BRIEF: Check each line for the word "Generation" and report how many have it. Give nothing else.

INFORMATION PROVIDED:
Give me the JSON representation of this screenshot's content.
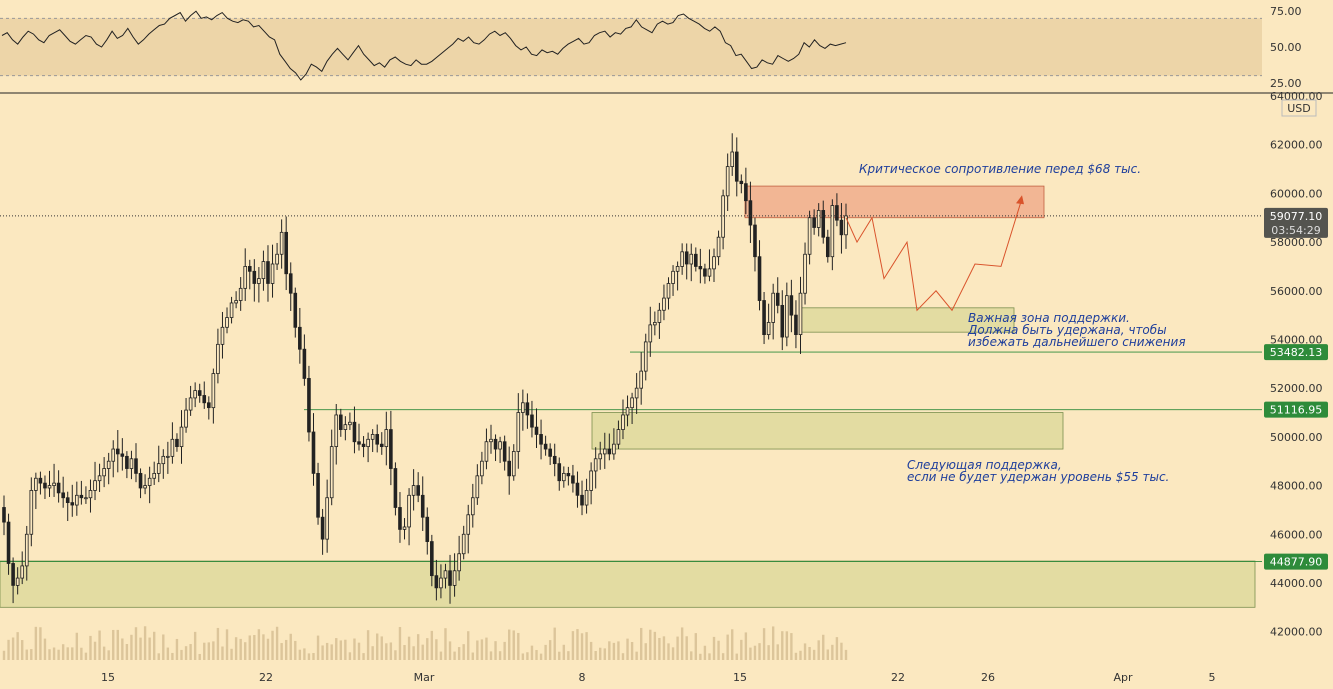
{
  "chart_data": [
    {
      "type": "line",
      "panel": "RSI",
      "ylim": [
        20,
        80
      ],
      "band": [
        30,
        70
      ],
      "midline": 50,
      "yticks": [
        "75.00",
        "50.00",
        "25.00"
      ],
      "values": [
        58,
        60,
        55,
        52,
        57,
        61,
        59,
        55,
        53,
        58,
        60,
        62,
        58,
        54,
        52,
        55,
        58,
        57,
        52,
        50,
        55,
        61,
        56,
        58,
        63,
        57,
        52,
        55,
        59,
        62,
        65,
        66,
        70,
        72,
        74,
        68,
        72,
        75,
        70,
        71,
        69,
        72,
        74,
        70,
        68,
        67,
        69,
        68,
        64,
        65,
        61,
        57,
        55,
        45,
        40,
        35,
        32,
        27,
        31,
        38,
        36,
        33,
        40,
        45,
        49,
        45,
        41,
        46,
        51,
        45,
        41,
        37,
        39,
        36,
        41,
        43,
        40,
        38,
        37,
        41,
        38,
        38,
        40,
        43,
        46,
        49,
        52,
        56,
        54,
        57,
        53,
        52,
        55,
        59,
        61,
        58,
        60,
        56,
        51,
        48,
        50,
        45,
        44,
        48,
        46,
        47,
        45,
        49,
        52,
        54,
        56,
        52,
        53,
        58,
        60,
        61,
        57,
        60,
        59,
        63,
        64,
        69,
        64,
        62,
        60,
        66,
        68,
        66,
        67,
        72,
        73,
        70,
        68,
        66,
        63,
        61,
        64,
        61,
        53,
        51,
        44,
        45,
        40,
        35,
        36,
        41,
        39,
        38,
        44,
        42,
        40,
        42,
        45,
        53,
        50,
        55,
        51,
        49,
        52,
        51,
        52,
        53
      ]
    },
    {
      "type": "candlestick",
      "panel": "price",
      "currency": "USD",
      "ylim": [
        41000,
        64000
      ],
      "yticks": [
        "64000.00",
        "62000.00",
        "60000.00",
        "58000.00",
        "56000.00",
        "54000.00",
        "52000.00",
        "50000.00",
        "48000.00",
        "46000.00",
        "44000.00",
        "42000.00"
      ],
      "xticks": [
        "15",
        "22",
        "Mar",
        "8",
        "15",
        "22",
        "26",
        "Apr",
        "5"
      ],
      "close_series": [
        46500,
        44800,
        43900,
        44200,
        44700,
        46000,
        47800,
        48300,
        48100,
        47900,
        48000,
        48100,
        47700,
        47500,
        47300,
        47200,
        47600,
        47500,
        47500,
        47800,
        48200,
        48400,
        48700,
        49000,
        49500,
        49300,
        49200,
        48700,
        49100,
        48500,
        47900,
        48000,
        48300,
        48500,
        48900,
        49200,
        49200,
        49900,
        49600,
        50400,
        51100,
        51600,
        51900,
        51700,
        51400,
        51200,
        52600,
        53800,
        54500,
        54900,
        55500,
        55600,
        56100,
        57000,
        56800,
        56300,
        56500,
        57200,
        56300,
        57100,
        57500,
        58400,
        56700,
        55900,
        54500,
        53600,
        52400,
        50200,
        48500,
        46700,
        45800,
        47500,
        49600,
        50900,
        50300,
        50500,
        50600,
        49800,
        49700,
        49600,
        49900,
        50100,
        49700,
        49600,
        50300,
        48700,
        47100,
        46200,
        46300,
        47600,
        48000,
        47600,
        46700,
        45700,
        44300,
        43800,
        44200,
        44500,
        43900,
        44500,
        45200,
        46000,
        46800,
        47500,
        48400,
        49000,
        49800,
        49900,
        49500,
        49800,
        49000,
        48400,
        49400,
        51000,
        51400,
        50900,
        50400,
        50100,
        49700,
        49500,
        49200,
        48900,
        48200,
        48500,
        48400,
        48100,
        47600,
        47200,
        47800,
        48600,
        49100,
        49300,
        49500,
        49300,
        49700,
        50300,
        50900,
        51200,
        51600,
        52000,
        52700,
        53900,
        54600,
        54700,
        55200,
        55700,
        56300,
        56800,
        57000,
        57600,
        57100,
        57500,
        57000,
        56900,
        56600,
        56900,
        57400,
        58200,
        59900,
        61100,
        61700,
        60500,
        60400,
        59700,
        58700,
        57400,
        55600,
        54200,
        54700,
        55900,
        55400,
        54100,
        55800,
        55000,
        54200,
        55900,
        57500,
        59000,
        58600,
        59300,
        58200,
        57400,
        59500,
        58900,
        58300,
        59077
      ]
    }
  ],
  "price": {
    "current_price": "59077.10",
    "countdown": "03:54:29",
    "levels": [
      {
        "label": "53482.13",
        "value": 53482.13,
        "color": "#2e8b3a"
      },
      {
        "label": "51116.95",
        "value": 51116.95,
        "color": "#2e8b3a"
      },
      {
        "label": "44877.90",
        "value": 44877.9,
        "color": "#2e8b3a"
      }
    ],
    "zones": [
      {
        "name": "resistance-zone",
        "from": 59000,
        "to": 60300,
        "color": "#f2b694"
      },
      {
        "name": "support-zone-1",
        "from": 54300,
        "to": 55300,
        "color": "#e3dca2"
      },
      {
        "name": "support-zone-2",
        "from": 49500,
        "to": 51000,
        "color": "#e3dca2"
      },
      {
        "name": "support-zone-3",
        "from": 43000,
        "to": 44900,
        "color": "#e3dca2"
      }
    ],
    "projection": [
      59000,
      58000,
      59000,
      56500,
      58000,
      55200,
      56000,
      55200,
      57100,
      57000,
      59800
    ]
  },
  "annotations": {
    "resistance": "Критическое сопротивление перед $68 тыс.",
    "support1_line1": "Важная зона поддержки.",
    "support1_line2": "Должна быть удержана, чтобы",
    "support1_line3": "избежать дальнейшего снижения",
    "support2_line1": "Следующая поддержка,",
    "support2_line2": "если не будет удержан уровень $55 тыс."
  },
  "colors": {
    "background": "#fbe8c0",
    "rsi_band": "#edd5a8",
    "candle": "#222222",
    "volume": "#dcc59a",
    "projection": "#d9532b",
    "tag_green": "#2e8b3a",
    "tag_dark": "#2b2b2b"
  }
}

---

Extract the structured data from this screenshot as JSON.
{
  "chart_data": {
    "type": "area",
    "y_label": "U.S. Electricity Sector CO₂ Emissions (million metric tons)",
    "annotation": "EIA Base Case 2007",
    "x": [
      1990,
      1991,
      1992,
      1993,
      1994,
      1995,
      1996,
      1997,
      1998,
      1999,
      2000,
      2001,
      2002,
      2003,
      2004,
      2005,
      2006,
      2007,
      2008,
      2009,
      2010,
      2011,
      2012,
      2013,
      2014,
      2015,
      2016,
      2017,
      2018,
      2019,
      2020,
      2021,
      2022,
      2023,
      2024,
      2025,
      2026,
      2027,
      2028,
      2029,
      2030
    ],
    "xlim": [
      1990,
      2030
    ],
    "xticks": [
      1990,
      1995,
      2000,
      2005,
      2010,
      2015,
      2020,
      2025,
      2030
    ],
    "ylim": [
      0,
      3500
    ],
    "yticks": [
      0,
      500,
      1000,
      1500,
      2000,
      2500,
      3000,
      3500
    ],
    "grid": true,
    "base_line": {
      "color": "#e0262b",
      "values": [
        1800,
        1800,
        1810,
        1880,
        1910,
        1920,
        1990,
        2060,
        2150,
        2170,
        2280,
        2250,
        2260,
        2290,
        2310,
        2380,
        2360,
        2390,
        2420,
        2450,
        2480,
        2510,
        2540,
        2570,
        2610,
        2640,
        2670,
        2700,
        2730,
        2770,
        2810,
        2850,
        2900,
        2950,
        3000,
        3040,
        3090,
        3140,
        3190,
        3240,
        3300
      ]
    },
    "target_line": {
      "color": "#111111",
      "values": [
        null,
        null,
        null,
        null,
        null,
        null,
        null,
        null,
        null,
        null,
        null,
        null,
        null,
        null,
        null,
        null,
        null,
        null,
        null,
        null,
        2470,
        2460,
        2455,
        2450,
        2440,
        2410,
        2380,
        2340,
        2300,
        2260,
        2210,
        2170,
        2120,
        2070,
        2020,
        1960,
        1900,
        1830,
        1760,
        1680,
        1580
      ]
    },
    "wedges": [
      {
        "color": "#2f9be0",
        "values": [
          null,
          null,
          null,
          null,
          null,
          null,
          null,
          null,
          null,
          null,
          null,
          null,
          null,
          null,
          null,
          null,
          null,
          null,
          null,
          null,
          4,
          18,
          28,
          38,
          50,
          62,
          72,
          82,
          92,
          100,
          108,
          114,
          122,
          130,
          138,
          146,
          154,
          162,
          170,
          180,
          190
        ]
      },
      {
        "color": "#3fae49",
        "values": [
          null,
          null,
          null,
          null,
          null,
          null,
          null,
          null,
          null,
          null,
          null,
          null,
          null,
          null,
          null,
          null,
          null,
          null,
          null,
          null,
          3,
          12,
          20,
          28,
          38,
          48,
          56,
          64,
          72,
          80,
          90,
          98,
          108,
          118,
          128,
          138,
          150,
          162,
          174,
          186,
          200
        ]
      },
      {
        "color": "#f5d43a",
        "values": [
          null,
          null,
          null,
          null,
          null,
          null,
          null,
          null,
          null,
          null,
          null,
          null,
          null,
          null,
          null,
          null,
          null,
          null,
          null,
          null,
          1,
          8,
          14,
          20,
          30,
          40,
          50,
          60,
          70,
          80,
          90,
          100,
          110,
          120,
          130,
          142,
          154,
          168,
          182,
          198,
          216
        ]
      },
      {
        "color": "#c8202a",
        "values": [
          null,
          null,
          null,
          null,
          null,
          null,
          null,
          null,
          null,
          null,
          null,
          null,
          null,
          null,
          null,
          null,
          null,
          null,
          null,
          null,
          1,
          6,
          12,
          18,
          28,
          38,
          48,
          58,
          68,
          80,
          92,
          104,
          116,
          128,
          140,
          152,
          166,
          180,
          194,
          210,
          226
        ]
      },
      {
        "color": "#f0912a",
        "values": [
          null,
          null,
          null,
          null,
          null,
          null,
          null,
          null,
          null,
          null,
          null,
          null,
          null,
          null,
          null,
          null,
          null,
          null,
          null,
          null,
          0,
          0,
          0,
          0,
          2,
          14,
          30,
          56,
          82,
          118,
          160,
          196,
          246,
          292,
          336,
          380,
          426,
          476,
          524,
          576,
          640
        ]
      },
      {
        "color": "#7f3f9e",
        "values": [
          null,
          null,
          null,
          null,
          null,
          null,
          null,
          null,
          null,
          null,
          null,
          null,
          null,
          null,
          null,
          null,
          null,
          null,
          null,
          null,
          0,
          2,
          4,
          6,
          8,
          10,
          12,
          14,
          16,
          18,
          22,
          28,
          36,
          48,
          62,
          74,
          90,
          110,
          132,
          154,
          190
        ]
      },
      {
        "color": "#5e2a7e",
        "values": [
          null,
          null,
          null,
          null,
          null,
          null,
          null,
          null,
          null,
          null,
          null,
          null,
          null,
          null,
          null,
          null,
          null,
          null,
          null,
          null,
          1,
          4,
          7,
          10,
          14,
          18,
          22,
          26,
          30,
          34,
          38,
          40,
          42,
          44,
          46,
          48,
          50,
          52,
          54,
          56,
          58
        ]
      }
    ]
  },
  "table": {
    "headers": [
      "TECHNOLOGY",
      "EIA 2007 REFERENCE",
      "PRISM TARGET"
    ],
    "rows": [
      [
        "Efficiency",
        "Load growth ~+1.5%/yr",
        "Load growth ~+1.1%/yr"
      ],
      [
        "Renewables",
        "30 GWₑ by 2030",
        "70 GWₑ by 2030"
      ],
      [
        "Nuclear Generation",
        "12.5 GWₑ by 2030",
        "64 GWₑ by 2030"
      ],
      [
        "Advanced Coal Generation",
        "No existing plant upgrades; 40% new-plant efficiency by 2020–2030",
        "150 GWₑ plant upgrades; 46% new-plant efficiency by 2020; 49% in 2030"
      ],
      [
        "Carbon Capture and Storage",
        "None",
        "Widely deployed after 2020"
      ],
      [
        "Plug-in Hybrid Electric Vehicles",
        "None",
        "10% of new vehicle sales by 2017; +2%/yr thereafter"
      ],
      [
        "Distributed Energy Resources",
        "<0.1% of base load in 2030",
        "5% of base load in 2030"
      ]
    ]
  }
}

PROBLEM SOLUTION: 2